→ Exercise instructions: Copy out all lines that hold "上取一点".
________________
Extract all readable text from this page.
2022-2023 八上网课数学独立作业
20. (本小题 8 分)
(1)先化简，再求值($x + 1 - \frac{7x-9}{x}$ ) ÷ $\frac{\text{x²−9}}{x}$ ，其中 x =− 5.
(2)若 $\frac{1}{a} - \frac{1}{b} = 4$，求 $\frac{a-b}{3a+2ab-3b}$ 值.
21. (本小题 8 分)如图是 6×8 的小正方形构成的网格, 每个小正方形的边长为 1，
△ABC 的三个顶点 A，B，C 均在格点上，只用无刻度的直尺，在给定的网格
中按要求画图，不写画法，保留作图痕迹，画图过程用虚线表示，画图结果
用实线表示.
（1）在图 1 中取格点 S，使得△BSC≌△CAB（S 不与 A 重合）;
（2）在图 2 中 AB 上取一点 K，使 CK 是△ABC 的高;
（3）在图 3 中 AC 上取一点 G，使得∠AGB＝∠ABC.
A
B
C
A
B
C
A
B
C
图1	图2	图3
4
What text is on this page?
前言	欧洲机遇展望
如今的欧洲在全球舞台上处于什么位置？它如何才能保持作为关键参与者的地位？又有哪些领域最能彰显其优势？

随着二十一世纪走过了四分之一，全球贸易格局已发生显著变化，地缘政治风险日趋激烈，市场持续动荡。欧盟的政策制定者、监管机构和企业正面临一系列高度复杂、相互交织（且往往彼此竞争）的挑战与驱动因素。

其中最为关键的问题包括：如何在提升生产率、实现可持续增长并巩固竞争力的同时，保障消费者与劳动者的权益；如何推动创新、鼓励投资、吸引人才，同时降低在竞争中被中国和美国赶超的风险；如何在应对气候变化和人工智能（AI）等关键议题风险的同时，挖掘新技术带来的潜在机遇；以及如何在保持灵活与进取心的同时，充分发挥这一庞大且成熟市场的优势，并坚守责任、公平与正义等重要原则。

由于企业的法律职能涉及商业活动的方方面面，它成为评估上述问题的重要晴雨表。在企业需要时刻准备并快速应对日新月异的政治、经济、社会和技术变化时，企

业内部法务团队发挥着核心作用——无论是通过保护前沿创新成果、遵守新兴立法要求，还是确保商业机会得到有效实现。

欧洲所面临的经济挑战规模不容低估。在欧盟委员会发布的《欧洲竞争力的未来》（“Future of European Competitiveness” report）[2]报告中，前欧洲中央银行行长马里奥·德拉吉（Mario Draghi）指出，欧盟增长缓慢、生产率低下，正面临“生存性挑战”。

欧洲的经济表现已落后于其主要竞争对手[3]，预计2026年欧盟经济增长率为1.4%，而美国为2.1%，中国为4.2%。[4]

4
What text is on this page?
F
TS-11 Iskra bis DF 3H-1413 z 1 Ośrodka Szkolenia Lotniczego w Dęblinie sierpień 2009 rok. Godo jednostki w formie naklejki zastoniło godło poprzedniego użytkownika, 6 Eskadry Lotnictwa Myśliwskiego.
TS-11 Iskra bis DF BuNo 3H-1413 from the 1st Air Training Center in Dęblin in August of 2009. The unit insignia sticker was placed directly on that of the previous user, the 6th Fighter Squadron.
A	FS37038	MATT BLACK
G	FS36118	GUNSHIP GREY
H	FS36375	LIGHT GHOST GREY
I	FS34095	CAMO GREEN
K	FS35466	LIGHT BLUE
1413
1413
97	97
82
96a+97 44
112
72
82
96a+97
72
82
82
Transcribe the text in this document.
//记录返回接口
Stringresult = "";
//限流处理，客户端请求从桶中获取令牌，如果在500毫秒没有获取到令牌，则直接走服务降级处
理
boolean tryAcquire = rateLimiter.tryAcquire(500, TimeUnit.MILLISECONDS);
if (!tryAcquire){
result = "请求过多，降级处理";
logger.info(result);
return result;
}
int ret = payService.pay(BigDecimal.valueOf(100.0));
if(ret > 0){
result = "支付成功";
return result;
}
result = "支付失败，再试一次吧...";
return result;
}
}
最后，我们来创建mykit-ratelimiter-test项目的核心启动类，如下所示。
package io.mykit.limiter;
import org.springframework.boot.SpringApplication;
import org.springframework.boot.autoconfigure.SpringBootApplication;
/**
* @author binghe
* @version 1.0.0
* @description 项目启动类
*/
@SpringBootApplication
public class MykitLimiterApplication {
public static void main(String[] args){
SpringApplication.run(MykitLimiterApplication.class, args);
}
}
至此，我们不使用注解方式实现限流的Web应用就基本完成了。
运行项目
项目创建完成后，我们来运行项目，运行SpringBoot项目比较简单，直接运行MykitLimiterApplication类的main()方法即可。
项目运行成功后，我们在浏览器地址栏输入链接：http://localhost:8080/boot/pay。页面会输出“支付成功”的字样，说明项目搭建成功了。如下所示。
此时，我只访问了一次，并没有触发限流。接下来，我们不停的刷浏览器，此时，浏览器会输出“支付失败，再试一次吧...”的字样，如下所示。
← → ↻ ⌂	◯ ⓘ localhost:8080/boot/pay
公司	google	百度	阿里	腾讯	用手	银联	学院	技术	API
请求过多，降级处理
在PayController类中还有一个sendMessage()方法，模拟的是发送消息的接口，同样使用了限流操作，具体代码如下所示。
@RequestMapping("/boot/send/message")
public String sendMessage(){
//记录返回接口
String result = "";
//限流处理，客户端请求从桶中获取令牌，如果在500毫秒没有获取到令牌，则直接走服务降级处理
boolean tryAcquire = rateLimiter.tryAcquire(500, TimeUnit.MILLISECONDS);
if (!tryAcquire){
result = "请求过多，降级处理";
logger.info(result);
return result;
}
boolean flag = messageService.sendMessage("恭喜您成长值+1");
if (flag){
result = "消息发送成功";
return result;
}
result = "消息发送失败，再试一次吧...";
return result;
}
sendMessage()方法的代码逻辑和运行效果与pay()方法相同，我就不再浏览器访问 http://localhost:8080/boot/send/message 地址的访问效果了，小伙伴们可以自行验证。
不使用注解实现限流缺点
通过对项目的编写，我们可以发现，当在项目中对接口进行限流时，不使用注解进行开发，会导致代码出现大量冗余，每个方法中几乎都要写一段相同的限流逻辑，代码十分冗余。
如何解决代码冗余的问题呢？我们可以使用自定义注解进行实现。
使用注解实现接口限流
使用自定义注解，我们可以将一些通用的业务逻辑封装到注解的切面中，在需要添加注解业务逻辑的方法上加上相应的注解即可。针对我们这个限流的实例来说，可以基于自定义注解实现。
________________
→ Result of this task:
（2）在图 2 中 AB 上取一点 K，使 CK 是△ABC 的高;
（3）在图 3 中 AC 上取一点 G，使得∠AGB＝∠ABC.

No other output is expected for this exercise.